_Excerpt provided:_
This is an archive of the discontinued LLVM Phabricator instance.

[clang-tidy] Add a clang-tidy check for possible inefficient vector operations
ClosedPublic

Authored by hokein on Apr 6 2017, 5:43 AM.

Details

Summary

The "performance-inefficient-vector-operation" check finds vector oprations in
for-loop statements which may cause multiple memory reallocations.

This is the first version, only detects typical for-loop:

std::vector<int> v;
for (int i = 0; i < n; ++i) {
  v.push_back(i);
}

// or

for (int i = 0; i < v2.size(); ++i) {
  v.push_back(v2[i]);
}

We can extend it to handle more cases like for-range loop in the future.

Diff Detail

Repository
rL LLVM

Event Timeline

hokein created this revision.Apr 6 2017, 5:43 AM
hokein updated this revision to Diff 94356.Apr 6 2017, 5:45 AM

Fix a small nit.

Isn't such analysis is path-sensitive and should be implemented in Static Analyzer?

Please mention this check in docs/ReleaseNotes.rst (in alphabetical order).

docs/clang-tidy/checks/performance-inefficient-vector-operation.rst
6 ↗(On Diff #94356)

_Material:_

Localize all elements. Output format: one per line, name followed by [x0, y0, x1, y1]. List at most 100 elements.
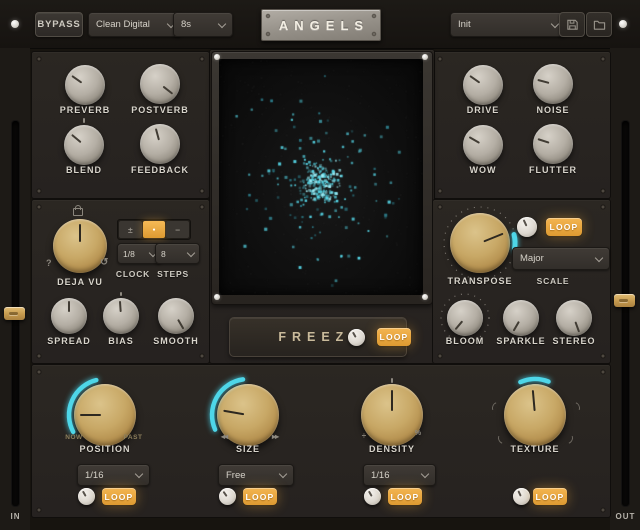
bypass-button[interactable]: BYPASS [35, 12, 83, 37]
chevron-down-icon [595, 253, 603, 261]
percent-icon: % [406, 430, 430, 437]
mode-select[interactable]: Clean Digital [88, 12, 182, 37]
loop-label: LOOP [246, 492, 275, 502]
size-mod-knob[interactable] [219, 488, 236, 505]
grain-display[interactable] [211, 51, 433, 305]
output-fader-track[interactable] [621, 120, 630, 507]
position-sync-value: 1/16 [85, 470, 104, 481]
density-sync-select[interactable]: 1/16 [363, 464, 436, 486]
help-icon[interactable]: ? [46, 258, 52, 268]
input-fader-track[interactable] [11, 120, 20, 507]
preset-value: Init [458, 19, 471, 30]
feedback-knob[interactable] [140, 124, 180, 164]
scale-select[interactable]: Major [512, 247, 610, 270]
sparkle-knob[interactable] [503, 300, 539, 336]
transpose-mod-knob[interactable] [517, 217, 537, 237]
density-loop-button[interactable]: LOOP [388, 488, 422, 505]
wow-knob[interactable] [463, 125, 503, 165]
density-mod-knob[interactable] [364, 488, 381, 505]
density-sync-value: 1/16 [371, 470, 390, 481]
bloom-knob[interactable] [447, 300, 483, 336]
drive-knob[interactable] [463, 65, 503, 105]
input-fader-handle[interactable] [4, 307, 25, 320]
display-screw [214, 294, 220, 300]
position-label: POSITION [60, 444, 150, 454]
transpose-label: TRANSPOSE [435, 276, 525, 286]
grain-display-screen[interactable] [219, 59, 423, 295]
reverb-panel [31, 51, 210, 199]
time-select[interactable]: 8s [173, 12, 233, 37]
dejavu-knob[interactable] [53, 219, 107, 273]
smooth-label: SMOOTH [131, 336, 221, 346]
power-led-right [619, 20, 627, 28]
chevron-down-icon [135, 470, 143, 478]
blend-tick [83, 118, 85, 123]
input-fader-section: IN [0, 48, 30, 530]
noise-knob[interactable] [533, 64, 573, 104]
history-icon[interactable]: ↺ [100, 257, 108, 268]
lock-icon[interactable] [73, 208, 83, 216]
page-title: ANGELS [279, 18, 369, 33]
position-sync-select[interactable]: 1/16 [77, 464, 150, 486]
postverb-label: POSTVERB [115, 105, 205, 115]
texture-loop-button[interactable]: LOOP [533, 488, 567, 505]
title-plate: ANGELS [261, 9, 381, 41]
blend-knob[interactable] [64, 125, 104, 165]
stereo-knob[interactable] [556, 300, 592, 336]
bias-knob[interactable] [103, 298, 139, 334]
segment-plusminus[interactable]: ± [119, 221, 142, 238]
loop-label: LOOP [391, 492, 420, 502]
size-sync-select[interactable]: Free [218, 464, 294, 486]
preset-select[interactable]: Init [450, 12, 566, 37]
output-fader-handle[interactable] [614, 294, 635, 307]
position-past-hint: PAST [118, 434, 148, 441]
display-screw [214, 54, 220, 60]
chevron-down-icon [421, 470, 429, 478]
bypass-label: BYPASS [37, 19, 80, 30]
knob-indicator [53, 219, 107, 273]
position-loop-button[interactable]: LOOP [102, 488, 136, 505]
dejavu-mode-segments: ± ● − [117, 219, 191, 240]
flutter-knob[interactable] [533, 124, 573, 164]
texture-knob[interactable] [504, 384, 566, 446]
position-mod-knob[interactable] [78, 488, 95, 505]
loop-label: LOOP [105, 492, 134, 502]
preverb-knob[interactable] [65, 65, 105, 105]
chevron-down-icon [218, 19, 226, 27]
size-loop-button[interactable]: LOOP [243, 488, 277, 505]
position-now-hint: NOW [59, 434, 89, 441]
transpose-knob[interactable] [450, 213, 510, 273]
chevron-down-icon [279, 470, 287, 478]
save-icon [566, 18, 579, 31]
folder-icon [593, 19, 606, 31]
segment-minus[interactable]: − [166, 221, 189, 238]
flutter-label: FLUTTER [508, 165, 598, 175]
size-label: SIZE [203, 444, 293, 454]
postverb-knob[interactable] [140, 64, 180, 104]
load-preset-button[interactable] [586, 12, 612, 37]
texture-mod-knob[interactable] [513, 488, 530, 505]
stereo-label: STEREO [529, 336, 619, 346]
steps-label: STEPS [143, 269, 203, 279]
freeze-loop-button[interactable]: LOOP [377, 328, 411, 346]
save-preset-button[interactable] [559, 12, 585, 37]
texture-label: TEXTURE [490, 444, 580, 454]
freeze-mod-knob[interactable] [348, 329, 365, 346]
grain-canvas [219, 59, 423, 295]
smooth-knob[interactable] [158, 298, 194, 334]
steps-value: 8 [161, 249, 166, 259]
rewind-icon: ◂◂ [212, 432, 236, 441]
input-fader-label: IN [0, 512, 31, 521]
feedback-label: FEEDBACK [115, 165, 205, 175]
header-bar: BYPASS Clean Digital 8s ANGELS Init [0, 0, 640, 49]
spread-knob[interactable] [51, 298, 87, 334]
scale-label: SCALE [523, 276, 583, 286]
knob-indicator [51, 298, 87, 334]
steps-select[interactable]: 8 [155, 243, 200, 264]
clock-value: 1/8 [123, 249, 135, 259]
transpose-loop-button[interactable]: LOOP [546, 218, 582, 236]
time-value: 8s [181, 19, 191, 30]
scale-value: Major [520, 253, 544, 264]
plugin-window: BYPASS Clean Digital 8s ANGELS Init [0, 0, 640, 530]
segment-dot-selected[interactable]: ● [143, 221, 166, 238]
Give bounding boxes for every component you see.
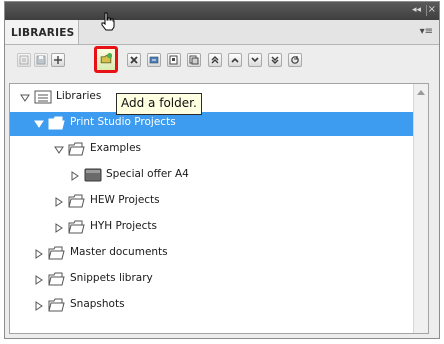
properties-icon xyxy=(19,55,29,65)
folder-icon xyxy=(48,116,65,130)
double-chevron-down-icon xyxy=(271,56,279,64)
delete-icon xyxy=(130,56,138,64)
tree-item[interactable]: Snapshots xyxy=(10,294,414,318)
panel-titlebar: ◂◂ × xyxy=(5,2,439,20)
tree-item[interactable]: Snippets library xyxy=(10,268,414,292)
scroll-up-arrow-icon[interactable] xyxy=(417,90,425,95)
move-down-button[interactable] xyxy=(248,53,262,67)
save-button[interactable] xyxy=(34,53,48,67)
collapsed-triangle-icon[interactable] xyxy=(54,223,64,233)
expanded-triangle-icon[interactable] xyxy=(20,93,30,103)
plus-icon xyxy=(54,56,62,64)
properties-button[interactable] xyxy=(17,53,31,67)
collapsed-triangle-icon[interactable] xyxy=(34,301,44,311)
document-icon xyxy=(84,168,102,182)
tree-item[interactable]: Special offer A4 xyxy=(10,164,414,188)
delete-button[interactable] xyxy=(127,53,141,67)
close-panel-icon[interactable]: × xyxy=(428,4,436,15)
tree-item[interactable]: Print Studio Projects xyxy=(10,112,414,136)
collapsed-triangle-icon[interactable] xyxy=(70,171,80,181)
import-button[interactable] xyxy=(147,53,161,67)
tree-item-label: Snapshots xyxy=(70,298,125,310)
tree-item-label: Libraries xyxy=(56,90,102,102)
expanded-triangle-icon[interactable] xyxy=(54,145,64,155)
tree-item[interactable]: Examples xyxy=(10,138,414,162)
tree-item-label: Snippets library xyxy=(70,272,153,284)
tree-item-label: Print Studio Projects xyxy=(70,116,176,128)
refresh-button[interactable] xyxy=(288,53,302,67)
tree-item[interactable]: Master documents xyxy=(10,242,414,266)
double-chevron-up-icon xyxy=(211,56,219,64)
tree-item-label: Master documents xyxy=(70,246,168,258)
move-up-button[interactable] xyxy=(228,53,242,67)
panel-tabbar: LIBRARIES ▾≡ xyxy=(5,20,439,45)
tree-item-label: Examples xyxy=(90,142,142,154)
tree-item-label: HYH Projects xyxy=(90,220,157,232)
chevron-up-icon xyxy=(231,57,239,63)
export-icon xyxy=(169,55,178,65)
save-icon xyxy=(36,55,46,65)
add-library-button[interactable] xyxy=(51,53,65,67)
collapsed-triangle-icon[interactable] xyxy=(54,197,64,207)
chevron-down-icon xyxy=(251,57,259,63)
library-root-icon xyxy=(34,90,52,104)
collapse-panel-icon[interactable]: ◂◂ xyxy=(412,5,421,15)
tooltip: Add a folder. xyxy=(116,93,202,115)
folder-icon xyxy=(48,298,65,312)
folder-icon xyxy=(48,246,65,260)
tree-item[interactable]: HEW Projects xyxy=(10,190,414,214)
collapsed-triangle-icon[interactable] xyxy=(34,275,44,285)
add-folder-button[interactable] xyxy=(94,46,118,73)
copy-icon xyxy=(189,55,199,65)
folder-icon xyxy=(68,194,85,208)
tab-libraries[interactable]: LIBRARIES xyxy=(5,20,79,44)
tree-item-label: Special offer A4 xyxy=(106,168,189,180)
hand-cursor-icon xyxy=(101,12,115,31)
export-button[interactable] xyxy=(167,53,181,67)
refresh-icon xyxy=(291,56,299,64)
folder-icon xyxy=(68,220,85,234)
tree-item-label: HEW Projects xyxy=(90,194,160,206)
panel-menu-icon[interactable]: ▾≡ xyxy=(420,26,433,37)
move-top-button[interactable] xyxy=(208,53,222,67)
library-toolbar xyxy=(5,45,439,79)
tree-item[interactable]: HYH Projects xyxy=(10,216,414,240)
collapsed-triangle-icon[interactable] xyxy=(34,249,44,259)
import-icon xyxy=(149,56,159,64)
library-tree: Libraries Print Studio Projects Examples Sp… xyxy=(9,83,429,334)
folder-icon xyxy=(48,272,65,286)
tree-item[interactable]: Libraries xyxy=(10,86,414,110)
folder-icon xyxy=(68,142,85,156)
move-bottom-button[interactable] xyxy=(268,53,282,67)
expanded-triangle-icon[interactable] xyxy=(34,119,44,129)
tree-scrollbar[interactable] xyxy=(413,84,428,333)
add-folder-icon xyxy=(100,52,112,64)
copy-button[interactable] xyxy=(187,53,201,67)
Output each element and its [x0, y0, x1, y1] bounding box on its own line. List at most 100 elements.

_To-do list:_
1. In the review page for the clang-tidy vector check, list every variable name that appears in the two code snippets.
2. Go on with the review page for the clang-tidy vector check, starting right after its last line.

_Expected results:_
1. v, i, n, v2

2.
I think will be good idea to use std::vector, and enclose it and push_back in ``.

Eugene.Zelenko set the repository for this revision to rL LLVM.
Eugene.Zelenko added a subscriber: zaks.anna.
hokein updated this revision to Diff 94498.Apr 7 2017, 2:42 AM
hokein marked an inline comment as done.

Mention the check in Release note.

hokein added a comment.Apr 7 2017, 2:43 AM

Isn't such analysis is path-sensitive and should be implemented in Static Analyzer?

This check is more like a flow-sensitive analysis IMO, which can be supported by clang-tidy.

Please mention this check in docs/ReleaseNotes.rst (in alphabetical order).

Done. I think we could add this tip in the add_new_check.py script, so that developers don't forget about it ;)

aaron.ballman edited edge metadata.Apr 7 2017, 11:07 AM

Isn't such analysis is path-sensitive and should be implemented in Static Analyzer?

This check is more like a flow-sensitive analysis IMO, which can be supported by clang-tidy.

It can be supported by clang-tidy, but your patch isn't doing it. I think the check would be improved substantially by improving the analysis.

clang-tidy/performance/InefficientVectorOperationCheck.cpp
22 ↗(On Diff #94498)

Why does this check only focus on vector? Other containers allow you to preallocate space for their elements or lend themselves to inefficient operations.

Also, this should be checking ::std::vector instead.

32 ↗(On Diff #94498)

This isn't paying attention to what is being reserved.

46–50 ↗(On Diff #94498)

These conditions seem rather restrictive -- why should you not get the same issue with a range-based for loop?

53–54 ↗(On Diff #94498)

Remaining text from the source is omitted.